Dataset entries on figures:
%%

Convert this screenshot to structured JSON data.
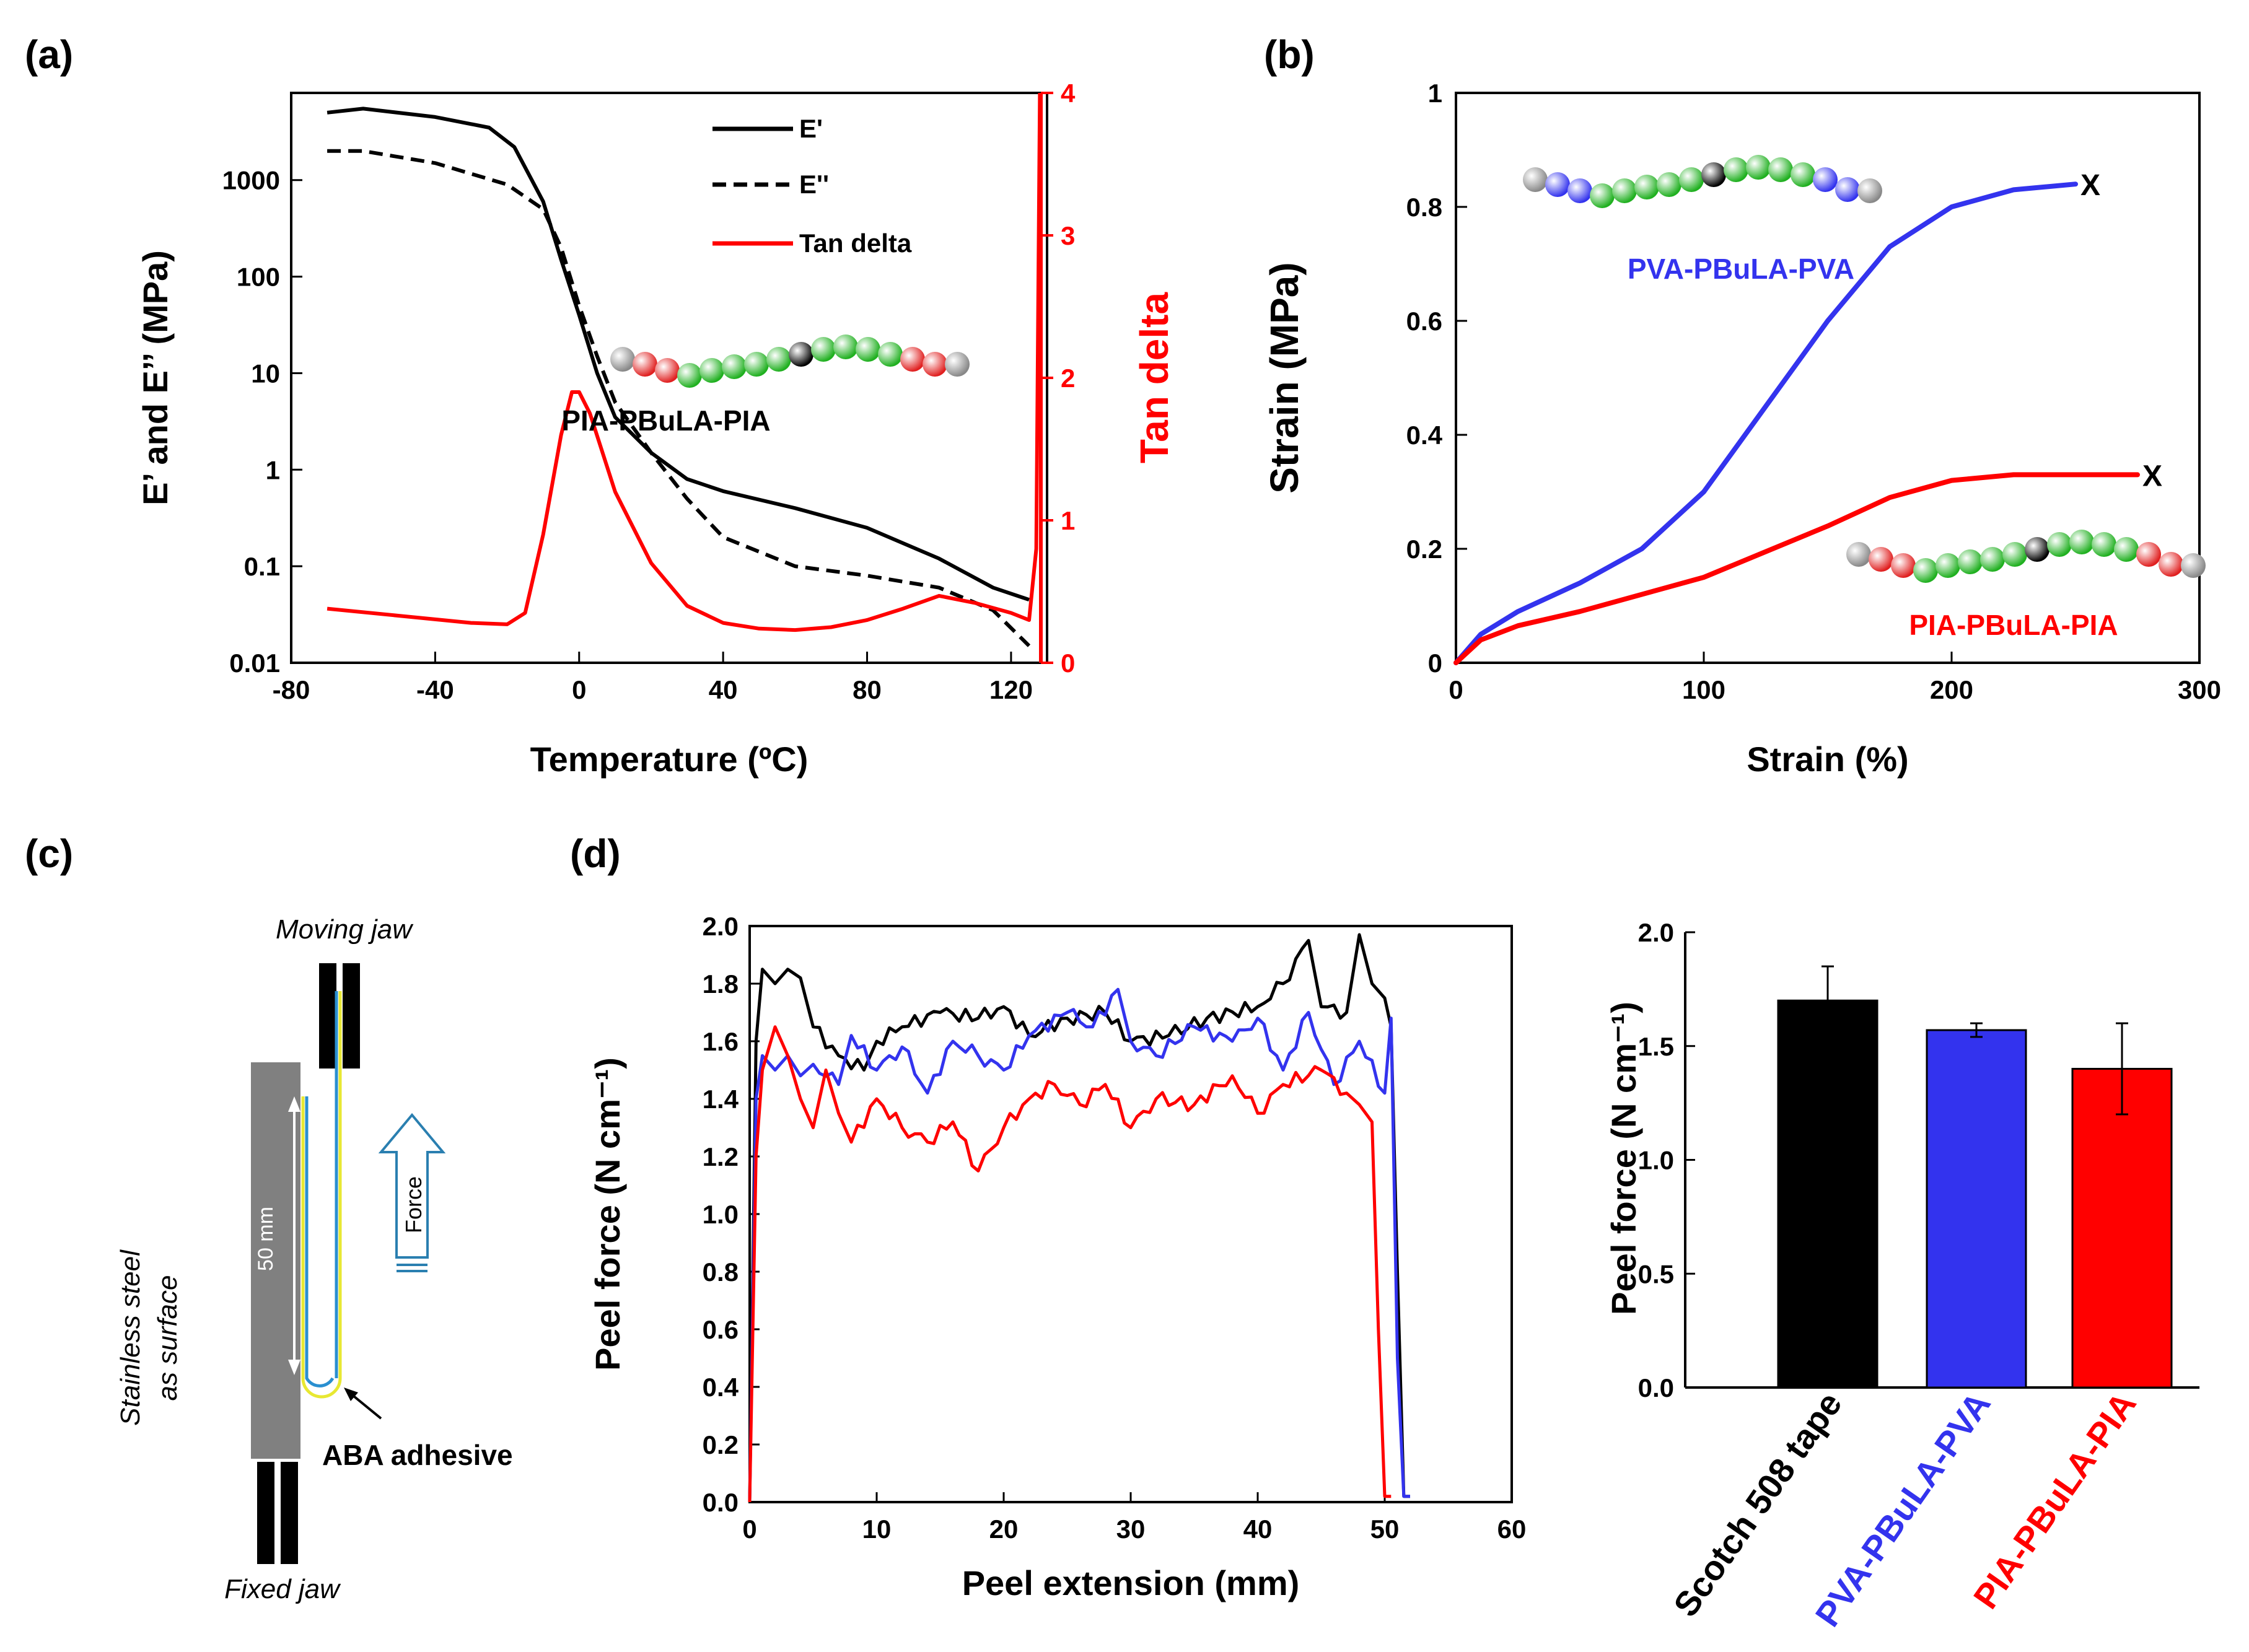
{
  "panel_labels": {
    "a": "(a)",
    "b": "(b)",
    "c": "(c)",
    "d": "(d)"
  },
  "chart_data": [
    {
      "id": "a",
      "type": "line",
      "xlabel": "Temperature (ºC)",
      "ylabel": "E’ and E’’ (MPa)",
      "y2label": "Tan delta",
      "xlim": [
        -80,
        130
      ],
      "xticks": [
        "-80",
        "-40",
        "0",
        "40",
        "80",
        "120"
      ],
      "ylim_log": [
        0.01,
        8000
      ],
      "yticks": [
        "0.01",
        "0.1",
        "1",
        "10",
        "100",
        "1000"
      ],
      "y2lim": [
        0,
        4
      ],
      "y2ticks": [
        "0",
        "1",
        "2",
        "3",
        "4"
      ],
      "legend": [
        "E'",
        "E''",
        "Tan delta"
      ],
      "annotation": "PIA-PBuLA-PIA",
      "series": [
        {
          "name": "E'",
          "color": "#000000",
          "dash": false,
          "x": [
            -70,
            -60,
            -40,
            -25,
            -18,
            -10,
            -5,
            0,
            5,
            10,
            20,
            30,
            40,
            60,
            80,
            100,
            115,
            125
          ],
          "y": [
            5000,
            5500,
            4500,
            3500,
            2200,
            600,
            150,
            40,
            10,
            3.5,
            1.5,
            0.8,
            0.6,
            0.4,
            0.25,
            0.12,
            0.06,
            0.045
          ]
        },
        {
          "name": "E''",
          "color": "#000000",
          "dash": true,
          "x": [
            -70,
            -60,
            -40,
            -20,
            -10,
            -5,
            0,
            5,
            10,
            20,
            30,
            40,
            60,
            80,
            100,
            115,
            125
          ],
          "y": [
            2000,
            2000,
            1500,
            900,
            500,
            200,
            50,
            15,
            5,
            1.5,
            0.5,
            0.2,
            0.1,
            0.08,
            0.06,
            0.035,
            0.015
          ]
        },
        {
          "name": "Tan delta",
          "color": "#ff0000",
          "dash": false,
          "axis": "right",
          "x": [
            -70,
            -50,
            -30,
            -20,
            -15,
            -10,
            -5,
            -2,
            0,
            3,
            10,
            20,
            30,
            40,
            50,
            60,
            70,
            80,
            90,
            100,
            110,
            120,
            125,
            127,
            128
          ],
          "y": [
            0.38,
            0.33,
            0.28,
            0.27,
            0.35,
            0.9,
            1.6,
            1.9,
            1.9,
            1.75,
            1.2,
            0.7,
            0.4,
            0.28,
            0.24,
            0.23,
            0.25,
            0.3,
            0.38,
            0.47,
            0.42,
            0.35,
            0.3,
            0.8,
            4.0
          ]
        }
      ]
    },
    {
      "id": "b",
      "type": "line",
      "xlabel": "Strain (%)",
      "ylabel": "Strain (MPa)",
      "xlim": [
        0,
        300
      ],
      "xticks": [
        "0",
        "100",
        "200",
        "300"
      ],
      "ylim": [
        0,
        1
      ],
      "yticks": [
        "0",
        "0.2",
        "0.4",
        "0.6",
        "0.8",
        "1"
      ],
      "break_mark": "X",
      "series": [
        {
          "name": "PVA-PBuLA-PVA",
          "color": "#3333ee",
          "x": [
            0,
            10,
            25,
            50,
            75,
            100,
            125,
            150,
            175,
            200,
            225,
            250
          ],
          "y": [
            0,
            0.05,
            0.09,
            0.14,
            0.2,
            0.3,
            0.45,
            0.6,
            0.73,
            0.8,
            0.83,
            0.84
          ]
        },
        {
          "name": "PIA-PBuLA-PIA",
          "color": "#ff0000",
          "x": [
            0,
            10,
            25,
            50,
            100,
            150,
            175,
            200,
            225,
            250,
            275
          ],
          "y": [
            0,
            0.04,
            0.065,
            0.09,
            0.15,
            0.24,
            0.29,
            0.32,
            0.33,
            0.33,
            0.33
          ]
        }
      ]
    },
    {
      "id": "d-left",
      "type": "line",
      "xlabel": "Peel extension (mm)",
      "ylabel": "Peel force (N cm⁻¹)",
      "xlim": [
        0,
        60
      ],
      "xticks": [
        "0",
        "10",
        "20",
        "30",
        "40",
        "50",
        "60"
      ],
      "ylim": [
        0,
        2
      ],
      "yticks": [
        "0.0",
        "0.2",
        "0.4",
        "0.6",
        "0.8",
        "1.0",
        "1.2",
        "1.4",
        "1.6",
        "1.8",
        "2.0"
      ],
      "series": [
        {
          "name": "Scotch 508 tape",
          "color": "#000000",
          "x": [
            0,
            0.5,
            1,
            2,
            3,
            4,
            5,
            7,
            9,
            10,
            12,
            15,
            18,
            20,
            22,
            25,
            28,
            30,
            33,
            36,
            40,
            42,
            44,
            45,
            47,
            48,
            49,
            50,
            50.5,
            51,
            51.5,
            52
          ],
          "y": [
            0,
            1.6,
            1.85,
            1.8,
            1.85,
            1.82,
            1.65,
            1.55,
            1.5,
            1.6,
            1.65,
            1.7,
            1.68,
            1.72,
            1.62,
            1.68,
            1.7,
            1.6,
            1.62,
            1.68,
            1.72,
            1.8,
            1.95,
            1.72,
            1.7,
            1.97,
            1.8,
            1.75,
            1.65,
            0.8,
            0.02,
            0.02
          ]
        },
        {
          "name": "PVA-PBuLA-PVA",
          "color": "#3333ee",
          "x": [
            0,
            0.5,
            1,
            2,
            3,
            4,
            5,
            7,
            8,
            10,
            12,
            14,
            16,
            18,
            20,
            22,
            25,
            27,
            29,
            30,
            32,
            35,
            38,
            40,
            42,
            44,
            46,
            48,
            50,
            50.5,
            51,
            51.5,
            52
          ],
          "y": [
            0,
            1.4,
            1.55,
            1.5,
            1.55,
            1.48,
            1.52,
            1.45,
            1.62,
            1.5,
            1.58,
            1.42,
            1.6,
            1.55,
            1.5,
            1.62,
            1.7,
            1.65,
            1.78,
            1.6,
            1.55,
            1.65,
            1.6,
            1.68,
            1.5,
            1.7,
            1.45,
            1.6,
            1.42,
            1.68,
            0.5,
            0.02,
            0.02
          ]
        },
        {
          "name": "PIA-PBuLA-PIA",
          "color": "#ff0000",
          "x": [
            0,
            0.5,
            1,
            2,
            3,
            4,
            5,
            6,
            7,
            8,
            10,
            12,
            14,
            16,
            18,
            20,
            22,
            24,
            26,
            28,
            30,
            32,
            35,
            38,
            40,
            42,
            45,
            47,
            48,
            49,
            49.5,
            50,
            50.5
          ],
          "y": [
            0,
            1.2,
            1.5,
            1.65,
            1.55,
            1.4,
            1.3,
            1.5,
            1.35,
            1.25,
            1.4,
            1.3,
            1.25,
            1.32,
            1.15,
            1.3,
            1.4,
            1.45,
            1.38,
            1.45,
            1.3,
            1.4,
            1.38,
            1.48,
            1.35,
            1.45,
            1.5,
            1.42,
            1.38,
            1.32,
            0.6,
            0.02,
            0.02
          ]
        }
      ]
    },
    {
      "id": "d-right",
      "type": "bar",
      "ylabel": "Peel force (N cm⁻¹)",
      "ylim": [
        0,
        2
      ],
      "yticks": [
        "0.0",
        "0.5",
        "1.0",
        "1.5",
        "2.0"
      ],
      "categories": [
        "Scotch 508 tape",
        "PVA-PBuLA-PVA",
        "PIA-PBuLA-PIA"
      ],
      "values": [
        1.7,
        1.57,
        1.4
      ],
      "errors": [
        0.15,
        0.03,
        0.2
      ],
      "colors": [
        "#000000",
        "#3333ee",
        "#ff0000"
      ]
    }
  ],
  "schematic": {
    "moving_jaw": "Moving jaw",
    "fixed_jaw": "Fixed jaw",
    "surface_line1": "Stainless steel",
    "surface_line2": "as surface",
    "length": "50 mm",
    "force": "Force",
    "adhesive": "ABA adhesive"
  },
  "molecules": {
    "a_label": "PIA-PBuLA-PIA",
    "b_blue_label": "PVA-PBuLA-PVA",
    "b_red_label": "PIA-PBuLA-PIA"
  }
}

%%

## [Task prompt]
Where a line contains the string "ylabel", extract that line.

## [The reply]
      "ylabel": "E’ and E’’ (MPa)",
      "ylabel": "Strain (MPa)",
      "ylabel": "Peel force (N cm⁻¹)",
      "ylabel": "Peel force (N cm⁻¹)",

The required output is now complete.